JOB:
Lay out every line of the items below as a Markdown table with the columns "Row" and "Line", omitting blank lines and any pictures.

Dataset entries:

•••

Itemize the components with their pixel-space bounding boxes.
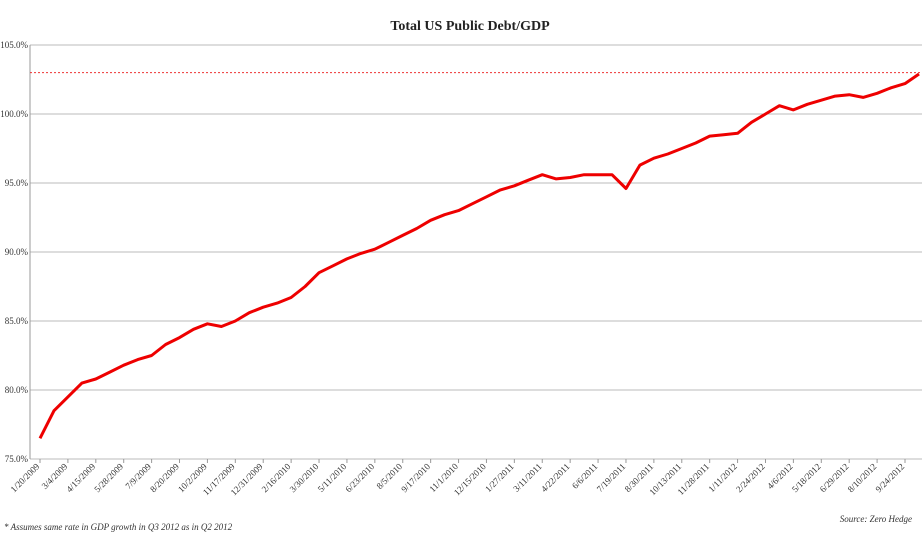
x-tick-label: 3/11/2011 bbox=[511, 461, 543, 493]
x-tick-label: 8/20/2009 bbox=[148, 461, 181, 494]
x-tick-label: 1/11/2012 bbox=[706, 461, 739, 494]
y-tick-label: 105.0% bbox=[0, 40, 28, 50]
x-tick-label: 4/22/2011 bbox=[539, 461, 572, 494]
x-tick-label: 7/19/2011 bbox=[595, 461, 628, 494]
source: Source: Zero Hedge bbox=[840, 514, 912, 524]
x-tick-label: 6/23/2010 bbox=[343, 461, 376, 494]
y-tick-label: 90.0% bbox=[5, 247, 29, 257]
footnote: * Assumes same rate in GDP growth in Q3 … bbox=[4, 522, 233, 532]
y-tick-label: 100.0% bbox=[0, 109, 28, 119]
x-tick-label: 1/20/2009 bbox=[9, 461, 42, 494]
y-tick-label: 80.0% bbox=[5, 385, 29, 395]
x-tick-label: 2/24/2012 bbox=[734, 461, 767, 494]
y-tick-label: 85.0% bbox=[5, 316, 29, 326]
x-tick-label: 6/29/2012 bbox=[818, 461, 851, 494]
y-tick-label: 95.0% bbox=[5, 178, 29, 188]
x-tick-label: 9/17/2010 bbox=[399, 461, 432, 494]
x-tick-label: 4/15/2009 bbox=[64, 461, 97, 494]
x-tick-label: 5/18/2012 bbox=[790, 461, 823, 494]
data-line bbox=[38, 72, 920, 439]
x-tick-label: 5/11/2010 bbox=[316, 461, 349, 494]
x-tick-label: 8/10/2012 bbox=[846, 461, 879, 494]
x-tick-label: 2/16/2010 bbox=[260, 461, 293, 494]
x-tick-label: 1/27/2011 bbox=[483, 461, 516, 494]
x-tick-label: 3/30/2010 bbox=[288, 461, 321, 494]
y-tick-label: 75.0% bbox=[5, 454, 29, 464]
chart-title: Total US Public Debt/GDP bbox=[390, 19, 550, 34]
x-tick-label: 5/28/2009 bbox=[92, 461, 125, 494]
x-tick-label: 9/24/2012 bbox=[874, 461, 907, 494]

•••

WRITTEN RESPONSE:
| Row | Line |
|---|---|
| 1 | Itemize the components with their pixel-space bounding boxes. |
| 2 | x-tick-label: 3/11/2011 bbox=[511, 461, 543, 493] |
| 3 | x-tick-label: 8/20/2009 bbox=[148, 461, 181, 494] |
| 4 | x-tick-label: 1/11/2012 bbox=[706, 461, 739, 494] |
| 5 | y-tick-label: 105.0% bbox=[0, 40, 28, 50] |
| 6 | x-tick-label: 4/22/2011 bbox=[539, 461, 572, 494] |
| 7 | x-tick-label: 7/19/2011 bbox=[595, 461, 628, 494] |
| 8 | source: Source: Zero Hedge bbox=[840, 514, 912, 524] |
| 9 | x-tick-label: 6/23/2010 bbox=[343, 461, 376, 494] |
| 10 | y-tick-label: 90.0% bbox=[5, 247, 29, 257] |
| 11 | footnote: * Assumes same rate in GDP growth in Q3 … bbox=[4, 522, 233, 532] |
| 12 | y-tick-label: 100.0% bbox=[0, 109, 28, 119] |
| 13 | x-tick-label: 1/20/2009 bbox=[9, 461, 42, 494] |
| 14 | y-tick-label: 80.0% bbox=[5, 385, 29, 395] |
| 15 | x-tick-label: 2/24/2012 bbox=[734, 461, 767, 494] |
| 16 | y-tick-label: 85.0% bbox=[5, 316, 29, 326] |
| 17 | x-tick-label: 6/29/2012 bbox=[818, 461, 851, 494] |
| 18 | y-tick-label: 95.0% bbox=[5, 178, 29, 188] |
| 19 | x-tick-label: 9/17/2010 bbox=[399, 461, 432, 494] |
| 20 | x-tick-label: 4/15/2009 bbox=[64, 461, 97, 494] |
| 21 | x-tick-label: 5/18/2012 bbox=[790, 461, 823, 494] |
| 22 | data-line bbox=[38, 72, 920, 439] |
| 23 | x-tick-label: 5/11/2010 bbox=[316, 461, 349, 494] |
| 24 | x-tick-label: 8/10/2012 bbox=[846, 461, 879, 494] |
| 25 | x-tick-label: 2/16/2010 bbox=[260, 461, 293, 494] |
| 26 | x-tick-label: 1/27/2011 bbox=[483, 461, 516, 494] |
| 27 | x-tick-label: 3/30/2010 bbox=[288, 461, 321, 494] |
| 28 | y-tick-label: 75.0% bbox=[5, 454, 29, 464] |
| 29 | chart-title: Total US Public Debt/GDP bbox=[390, 19, 550, 34] |
| 30 | x-tick-label: 5/28/2009 bbox=[92, 461, 125, 494] |
| 31 | x-tick-label: 9/24/2012 bbox=[874, 461, 907, 494] |